» Task
Identify every line in the records below that contains the word "name", and reproduce each one.

» Excerpted records
##########

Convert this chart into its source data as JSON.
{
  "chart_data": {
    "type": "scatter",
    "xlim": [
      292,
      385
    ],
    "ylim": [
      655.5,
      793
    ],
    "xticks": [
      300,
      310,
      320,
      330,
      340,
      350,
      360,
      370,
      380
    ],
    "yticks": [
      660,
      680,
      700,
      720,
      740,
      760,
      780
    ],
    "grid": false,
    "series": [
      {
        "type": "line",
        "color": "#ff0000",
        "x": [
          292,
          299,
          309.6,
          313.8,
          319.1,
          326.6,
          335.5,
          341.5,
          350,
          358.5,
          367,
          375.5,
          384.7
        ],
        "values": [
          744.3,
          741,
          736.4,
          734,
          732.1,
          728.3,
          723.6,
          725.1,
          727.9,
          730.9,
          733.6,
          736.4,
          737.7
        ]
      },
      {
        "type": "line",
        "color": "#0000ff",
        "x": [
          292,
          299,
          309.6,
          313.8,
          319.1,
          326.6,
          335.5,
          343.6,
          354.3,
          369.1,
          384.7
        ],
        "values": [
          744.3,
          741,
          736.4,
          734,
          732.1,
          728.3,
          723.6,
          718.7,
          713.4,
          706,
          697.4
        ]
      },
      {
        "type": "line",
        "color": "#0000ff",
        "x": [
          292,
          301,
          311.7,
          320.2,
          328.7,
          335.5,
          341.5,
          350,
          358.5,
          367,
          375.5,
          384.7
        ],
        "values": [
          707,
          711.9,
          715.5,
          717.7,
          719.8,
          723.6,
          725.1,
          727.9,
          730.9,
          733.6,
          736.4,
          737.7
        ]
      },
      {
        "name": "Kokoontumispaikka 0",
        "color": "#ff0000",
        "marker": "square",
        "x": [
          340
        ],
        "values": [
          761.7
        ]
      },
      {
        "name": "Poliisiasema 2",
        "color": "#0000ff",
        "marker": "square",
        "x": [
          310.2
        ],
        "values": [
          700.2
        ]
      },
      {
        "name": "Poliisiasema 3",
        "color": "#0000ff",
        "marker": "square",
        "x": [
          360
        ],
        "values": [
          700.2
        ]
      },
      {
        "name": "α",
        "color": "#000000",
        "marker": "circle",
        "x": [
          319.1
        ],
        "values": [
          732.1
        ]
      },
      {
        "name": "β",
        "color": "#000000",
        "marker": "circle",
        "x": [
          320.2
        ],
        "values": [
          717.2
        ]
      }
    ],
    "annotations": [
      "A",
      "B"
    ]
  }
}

##########

» Complete output
        "name": "Kokoontumispaikka 0",
        "name": "Poliisiasema 2",
        "name": "Poliisiasema 3",
        "name": "α",
        "name": "β",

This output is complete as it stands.